— start INPUT FOR THIS TASK —

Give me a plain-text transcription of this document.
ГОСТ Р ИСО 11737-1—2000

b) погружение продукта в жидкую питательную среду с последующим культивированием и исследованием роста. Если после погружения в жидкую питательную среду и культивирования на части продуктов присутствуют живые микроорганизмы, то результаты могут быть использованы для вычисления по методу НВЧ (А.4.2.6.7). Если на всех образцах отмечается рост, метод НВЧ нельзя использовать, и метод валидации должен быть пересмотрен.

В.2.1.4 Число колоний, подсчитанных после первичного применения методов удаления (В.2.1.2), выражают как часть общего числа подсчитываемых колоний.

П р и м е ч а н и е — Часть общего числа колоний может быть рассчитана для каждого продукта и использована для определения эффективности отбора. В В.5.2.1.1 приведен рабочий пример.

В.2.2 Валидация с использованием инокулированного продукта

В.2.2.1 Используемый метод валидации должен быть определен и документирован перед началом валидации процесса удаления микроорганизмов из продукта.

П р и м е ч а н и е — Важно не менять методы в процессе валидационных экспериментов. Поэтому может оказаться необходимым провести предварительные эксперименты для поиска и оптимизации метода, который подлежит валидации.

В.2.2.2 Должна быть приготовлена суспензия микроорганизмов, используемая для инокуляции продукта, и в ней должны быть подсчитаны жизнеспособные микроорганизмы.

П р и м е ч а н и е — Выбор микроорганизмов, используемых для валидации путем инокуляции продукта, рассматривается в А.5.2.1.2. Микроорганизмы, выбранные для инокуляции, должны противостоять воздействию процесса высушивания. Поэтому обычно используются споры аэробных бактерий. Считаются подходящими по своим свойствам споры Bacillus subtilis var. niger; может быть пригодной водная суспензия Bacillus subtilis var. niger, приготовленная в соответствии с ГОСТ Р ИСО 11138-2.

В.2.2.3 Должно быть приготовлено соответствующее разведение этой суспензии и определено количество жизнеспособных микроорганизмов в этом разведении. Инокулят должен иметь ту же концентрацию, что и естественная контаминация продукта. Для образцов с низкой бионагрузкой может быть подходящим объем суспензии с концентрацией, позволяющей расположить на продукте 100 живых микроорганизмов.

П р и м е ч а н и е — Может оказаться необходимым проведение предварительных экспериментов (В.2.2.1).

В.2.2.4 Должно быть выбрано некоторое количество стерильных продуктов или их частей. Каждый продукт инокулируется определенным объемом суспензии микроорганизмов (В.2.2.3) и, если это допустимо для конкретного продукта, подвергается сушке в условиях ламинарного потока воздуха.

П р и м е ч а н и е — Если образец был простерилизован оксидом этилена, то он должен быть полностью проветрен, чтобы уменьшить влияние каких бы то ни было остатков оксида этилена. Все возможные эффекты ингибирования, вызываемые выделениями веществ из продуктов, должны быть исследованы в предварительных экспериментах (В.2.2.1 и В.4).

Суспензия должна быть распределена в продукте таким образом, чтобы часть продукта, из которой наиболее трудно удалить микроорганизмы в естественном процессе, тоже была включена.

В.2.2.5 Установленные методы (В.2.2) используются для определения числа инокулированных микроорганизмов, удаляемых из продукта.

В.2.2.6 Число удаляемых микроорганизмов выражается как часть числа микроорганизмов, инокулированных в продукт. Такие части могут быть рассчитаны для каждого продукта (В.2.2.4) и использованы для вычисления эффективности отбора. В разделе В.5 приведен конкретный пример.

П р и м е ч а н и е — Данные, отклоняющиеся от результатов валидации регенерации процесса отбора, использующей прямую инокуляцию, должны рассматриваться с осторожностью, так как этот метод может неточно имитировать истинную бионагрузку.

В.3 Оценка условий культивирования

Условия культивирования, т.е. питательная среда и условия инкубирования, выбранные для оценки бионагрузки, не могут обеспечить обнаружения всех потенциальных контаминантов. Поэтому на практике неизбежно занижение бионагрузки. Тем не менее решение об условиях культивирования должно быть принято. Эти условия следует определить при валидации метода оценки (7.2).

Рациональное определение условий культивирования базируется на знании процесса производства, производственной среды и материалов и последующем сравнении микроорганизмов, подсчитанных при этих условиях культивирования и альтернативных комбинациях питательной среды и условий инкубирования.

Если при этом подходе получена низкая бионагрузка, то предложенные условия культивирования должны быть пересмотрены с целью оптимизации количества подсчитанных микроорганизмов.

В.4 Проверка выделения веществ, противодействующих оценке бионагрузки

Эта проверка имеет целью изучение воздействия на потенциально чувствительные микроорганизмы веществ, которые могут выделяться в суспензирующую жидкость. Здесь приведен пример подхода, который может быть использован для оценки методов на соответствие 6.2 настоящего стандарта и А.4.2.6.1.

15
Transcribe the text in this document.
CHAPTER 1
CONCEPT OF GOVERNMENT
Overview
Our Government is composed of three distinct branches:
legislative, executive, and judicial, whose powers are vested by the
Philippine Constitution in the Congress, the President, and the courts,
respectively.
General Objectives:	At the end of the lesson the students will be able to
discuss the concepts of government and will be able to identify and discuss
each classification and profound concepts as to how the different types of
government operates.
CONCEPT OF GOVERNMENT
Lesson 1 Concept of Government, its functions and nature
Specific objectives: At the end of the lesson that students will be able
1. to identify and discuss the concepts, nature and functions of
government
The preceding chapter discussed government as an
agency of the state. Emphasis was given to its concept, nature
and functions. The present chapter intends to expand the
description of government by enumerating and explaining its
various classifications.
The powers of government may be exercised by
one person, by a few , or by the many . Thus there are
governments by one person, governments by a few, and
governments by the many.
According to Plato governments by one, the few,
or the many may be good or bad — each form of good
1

— end INPUT FOR THIS TASK —
— start INPUT FOR THIS TASK —

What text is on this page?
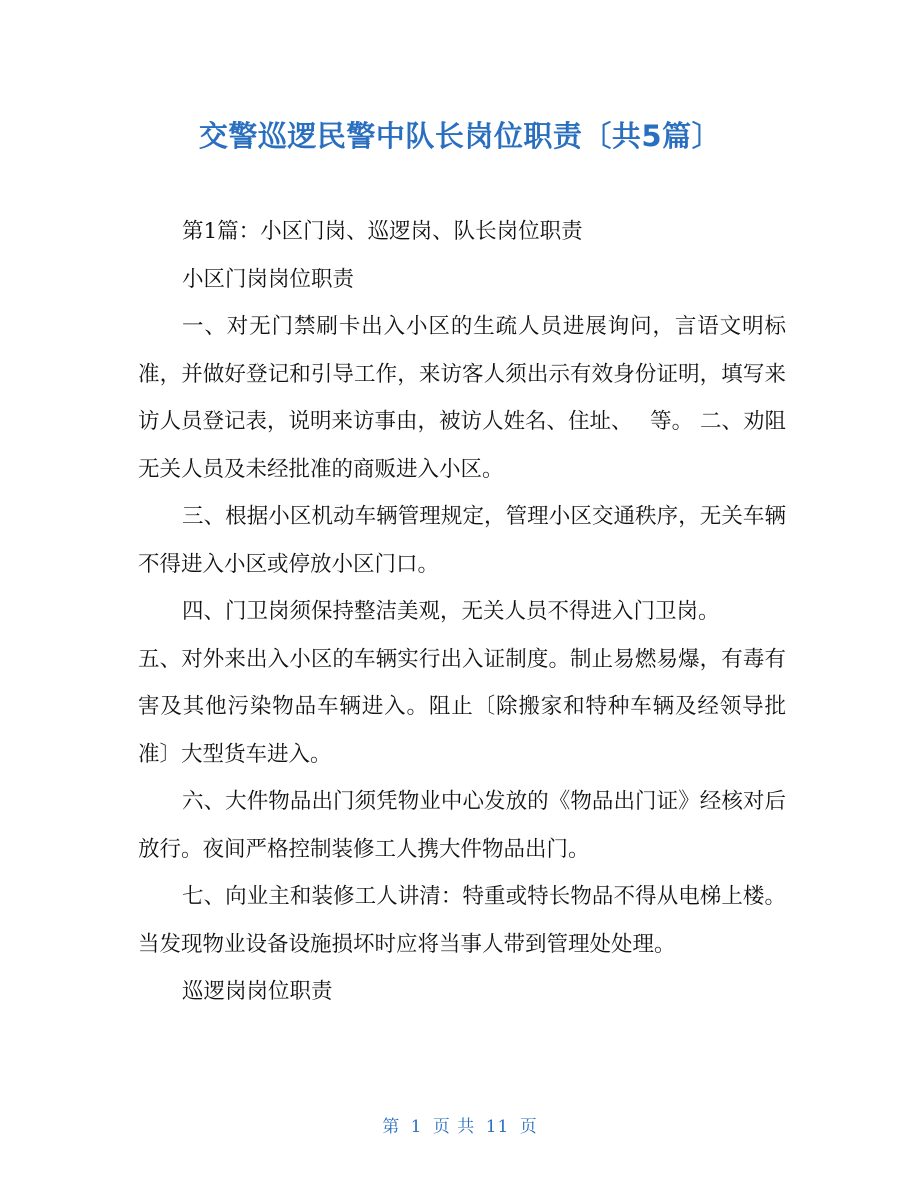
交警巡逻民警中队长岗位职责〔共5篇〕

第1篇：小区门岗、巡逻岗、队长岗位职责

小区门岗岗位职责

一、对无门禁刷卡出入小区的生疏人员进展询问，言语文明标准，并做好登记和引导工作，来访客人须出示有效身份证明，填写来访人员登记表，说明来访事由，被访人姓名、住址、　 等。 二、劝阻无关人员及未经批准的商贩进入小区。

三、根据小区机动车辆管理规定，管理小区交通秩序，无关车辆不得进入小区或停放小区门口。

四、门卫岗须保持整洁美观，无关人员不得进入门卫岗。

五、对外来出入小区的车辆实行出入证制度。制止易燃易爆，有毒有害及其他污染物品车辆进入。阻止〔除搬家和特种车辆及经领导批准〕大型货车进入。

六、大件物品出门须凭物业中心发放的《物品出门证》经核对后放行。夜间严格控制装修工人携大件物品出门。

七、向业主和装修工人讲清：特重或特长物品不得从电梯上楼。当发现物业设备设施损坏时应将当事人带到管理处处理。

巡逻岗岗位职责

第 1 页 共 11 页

— end INPUT FOR THIS TASK —

GIVEN EXERCISE.
From the entries above, copy every line where the word "document" shows up.

SOLUTION FOR THIS TASK.
Give me a plain-text transcription of this document.
Transcribe the text in this document.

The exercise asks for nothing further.